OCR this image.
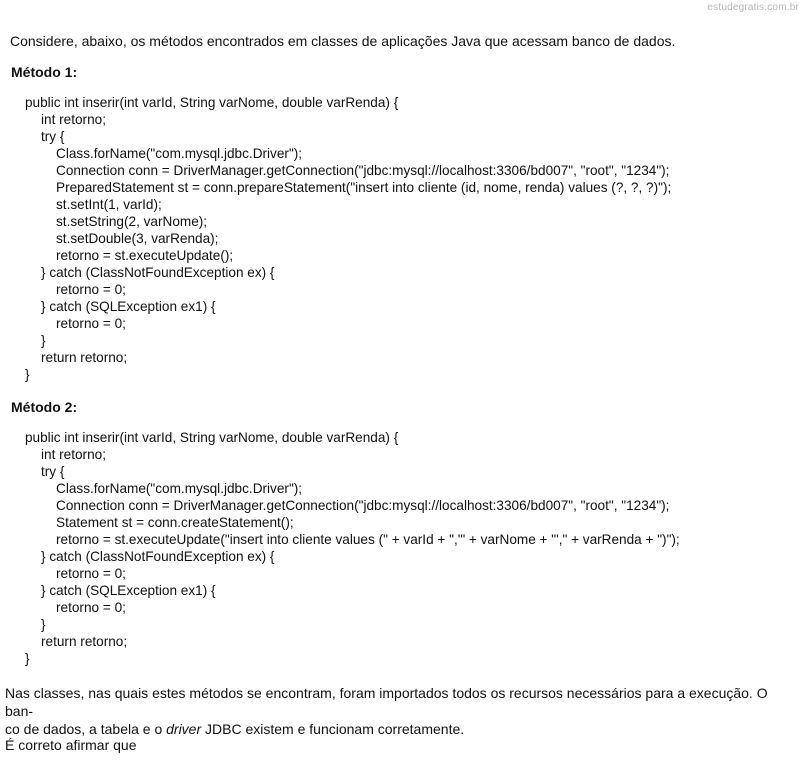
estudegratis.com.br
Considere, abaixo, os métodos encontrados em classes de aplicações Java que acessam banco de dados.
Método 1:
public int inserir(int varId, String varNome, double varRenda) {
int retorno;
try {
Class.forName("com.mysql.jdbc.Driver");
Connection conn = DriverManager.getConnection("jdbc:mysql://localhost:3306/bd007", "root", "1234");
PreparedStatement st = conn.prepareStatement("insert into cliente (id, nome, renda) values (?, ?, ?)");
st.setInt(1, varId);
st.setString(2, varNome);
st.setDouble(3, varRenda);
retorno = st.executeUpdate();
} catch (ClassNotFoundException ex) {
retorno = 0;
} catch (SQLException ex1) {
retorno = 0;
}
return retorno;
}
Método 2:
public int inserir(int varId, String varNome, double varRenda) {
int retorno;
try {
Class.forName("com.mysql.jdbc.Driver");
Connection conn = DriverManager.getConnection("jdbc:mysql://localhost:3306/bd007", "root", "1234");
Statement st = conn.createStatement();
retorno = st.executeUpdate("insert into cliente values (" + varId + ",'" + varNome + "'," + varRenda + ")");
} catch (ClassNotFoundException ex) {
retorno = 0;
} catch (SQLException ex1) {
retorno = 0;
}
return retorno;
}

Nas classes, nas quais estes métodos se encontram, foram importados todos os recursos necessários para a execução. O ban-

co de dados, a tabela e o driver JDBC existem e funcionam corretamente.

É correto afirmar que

**DIRECTIONS:** Make an exact copy of every entry above, minus the images.

**TASK RESPONSE:**
OCR this image.
estudegratis.com.br
Considere, abaixo, os métodos encontrados em classes de aplicações Java que acessam banco de dados.
Método 1:
public int inserir(int varId, String varNome, double varRenda) {
int retorno;
try {
Class.forName("com.mysql.jdbc.Driver");
Connection conn = DriverManager.getConnection("jdbc:mysql://localhost:3306/bd007", "root", "1234");
PreparedStatement st = conn.prepareStatement("insert into cliente (id, nome, renda) values (?, ?, ?)");
st.setInt(1, varId);
st.setString(2, varNome);
st.setDouble(3, varRenda);
retorno = st.executeUpdate();
} catch (ClassNotFoundException ex) {
retorno = 0;
} catch (SQLException ex1) {
retorno = 0;
}
return retorno;
}
Método 2:
public int inserir(int varId, String varNome, double varRenda) {
int retorno;
try {
Class.forName("com.mysql.jdbc.Driver");
Connection conn = DriverManager.getConnection("jdbc:mysql://localhost:3306/bd007", "root", "1234");
Statement st = conn.createStatement();
retorno = st.executeUpdate("insert into cliente values (" + varId + ",'" + varNome + "'," + varRenda + ")");
} catch (ClassNotFoundException ex) {
retorno = 0;
} catch (SQLException ex1) {
retorno = 0;
}
return retorno;
}

Nas classes, nas quais estes métodos se encontram, foram importados todos os recursos necessários para a execução. O ban-

co de dados, a tabela e o driver JDBC existem e funcionam corretamente.

É correto afirmar que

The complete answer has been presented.